◆ THE TASK: Retype the records below exactly as they appear, but leave out any pictures.

◆ GIVEN DATA:
————

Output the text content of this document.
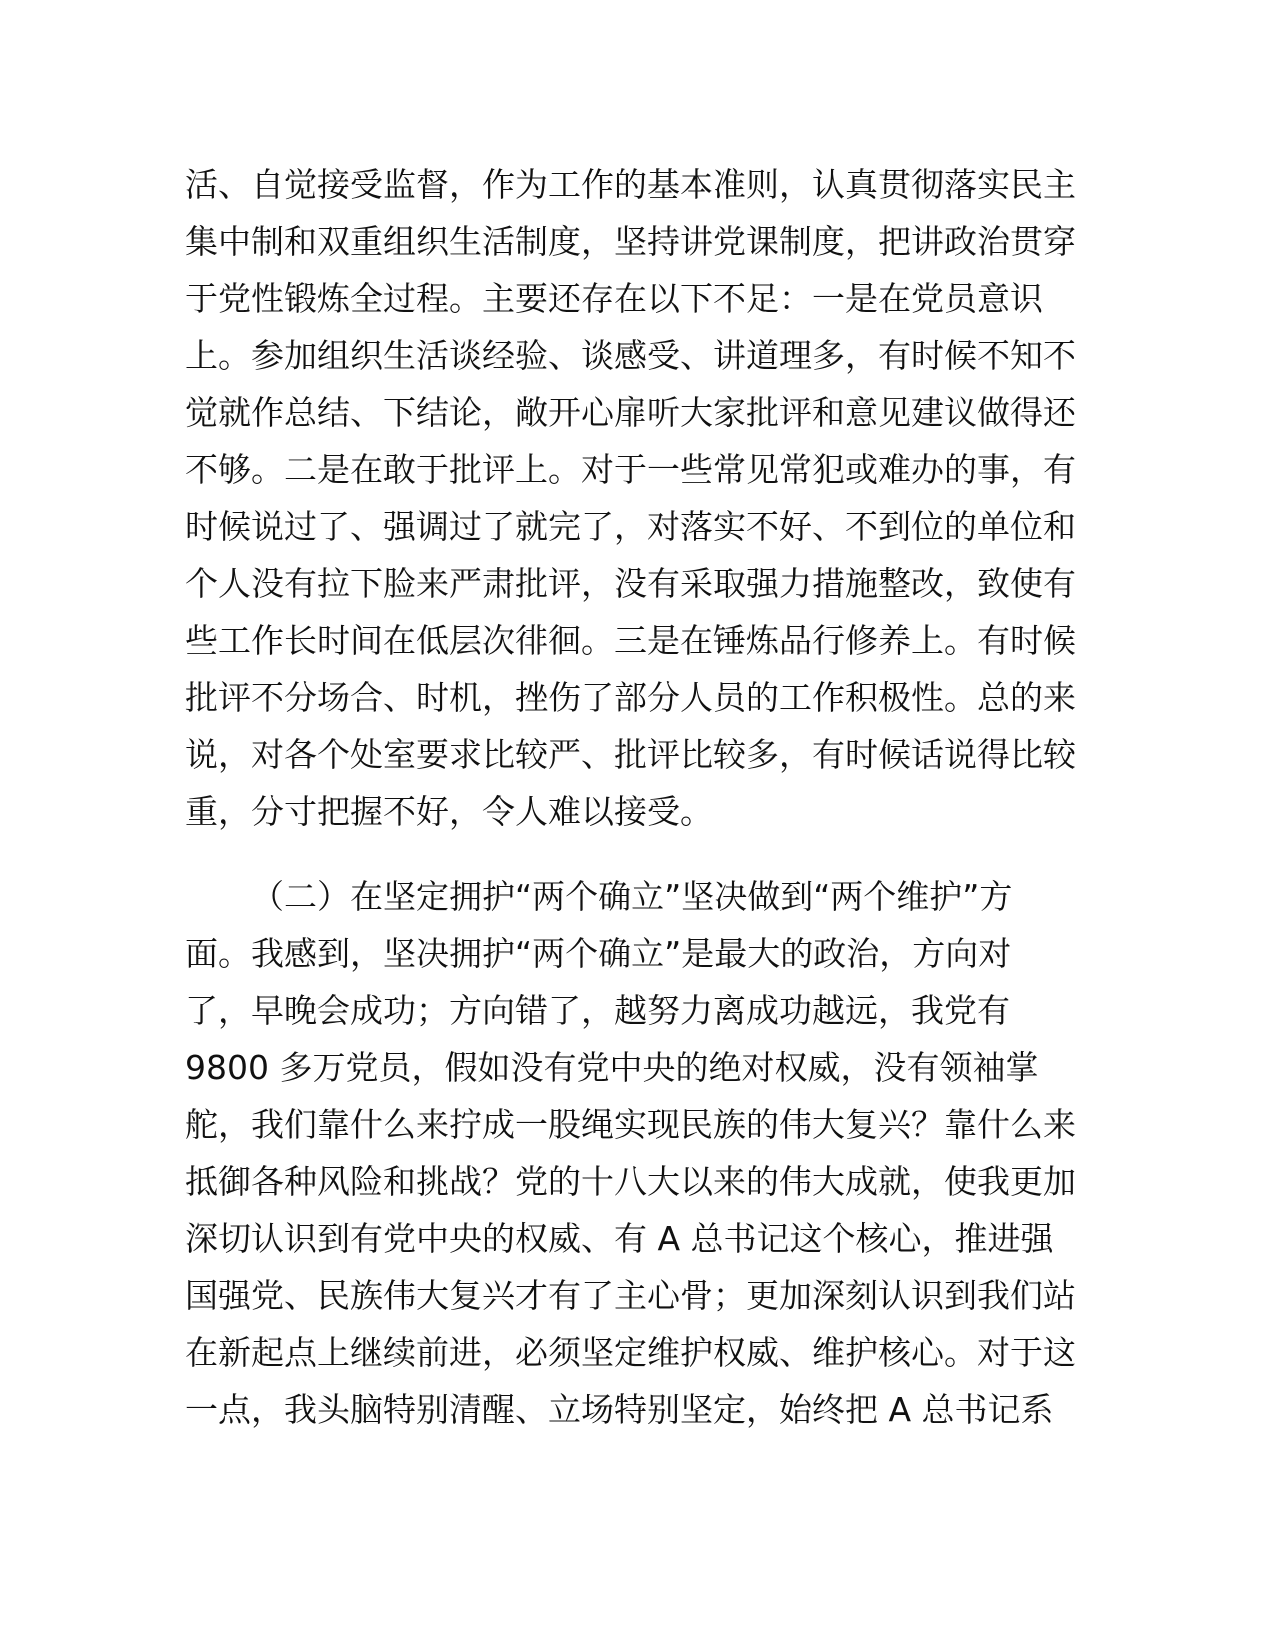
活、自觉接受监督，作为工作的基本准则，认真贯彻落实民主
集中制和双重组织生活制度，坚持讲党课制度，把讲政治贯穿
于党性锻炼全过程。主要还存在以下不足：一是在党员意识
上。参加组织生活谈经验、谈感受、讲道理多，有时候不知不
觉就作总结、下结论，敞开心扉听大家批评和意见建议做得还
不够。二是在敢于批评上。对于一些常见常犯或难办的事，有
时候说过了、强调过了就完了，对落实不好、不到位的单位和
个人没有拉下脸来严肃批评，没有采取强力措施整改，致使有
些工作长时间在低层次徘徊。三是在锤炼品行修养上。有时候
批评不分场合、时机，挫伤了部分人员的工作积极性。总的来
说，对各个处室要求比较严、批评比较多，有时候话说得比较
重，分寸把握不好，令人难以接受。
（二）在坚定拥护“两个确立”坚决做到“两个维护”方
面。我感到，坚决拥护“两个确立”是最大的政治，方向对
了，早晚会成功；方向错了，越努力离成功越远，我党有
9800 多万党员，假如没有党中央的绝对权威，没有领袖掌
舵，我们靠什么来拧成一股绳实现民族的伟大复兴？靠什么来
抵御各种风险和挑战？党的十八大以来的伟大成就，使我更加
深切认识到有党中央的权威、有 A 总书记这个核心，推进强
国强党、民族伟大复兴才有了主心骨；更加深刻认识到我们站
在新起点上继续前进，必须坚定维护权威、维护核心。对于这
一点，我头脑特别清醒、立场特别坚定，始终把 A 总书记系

————

◆ REPLY:
Output the text content of this document.
活、自觉接受监督，作为工作的基本准则，认真贯彻落实民主
集中制和双重组织生活制度，坚持讲党课制度，把讲政治贯穿
于党性锻炼全过程。主要还存在以下不足：一是在党员意识
上。参加组织生活谈经验、谈感受、讲道理多，有时候不知不
觉就作总结、下结论，敞开心扉听大家批评和意见建议做得还
不够。二是在敢于批评上。对于一些常见常犯或难办的事，有
时候说过了、强调过了就完了，对落实不好、不到位的单位和
个人没有拉下脸来严肃批评，没有采取强力措施整改，致使有
些工作长时间在低层次徘徊。三是在锤炼品行修养上。有时候
批评不分场合、时机，挫伤了部分人员的工作积极性。总的来
说，对各个处室要求比较严、批评比较多，有时候话说得比较
重，分寸把握不好，令人难以接受。
（二）在坚定拥护“两个确立”坚决做到“两个维护”方
面。我感到，坚决拥护“两个确立”是最大的政治，方向对
了，早晚会成功；方向错了，越努力离成功越远，我党有
9800 多万党员，假如没有党中央的绝对权威，没有领袖掌
舵，我们靠什么来拧成一股绳实现民族的伟大复兴？靠什么来
抵御各种风险和挑战？党的十八大以来的伟大成就，使我更加
深切认识到有党中央的权威、有 A 总书记这个核心，推进强
国强党、民族伟大复兴才有了主心骨；更加深刻认识到我们站
在新起点上继续前进，必须坚定维护权威、维护核心。对于这
一点，我头脑特别清醒、立场特别坚定，始终把 A 总书记系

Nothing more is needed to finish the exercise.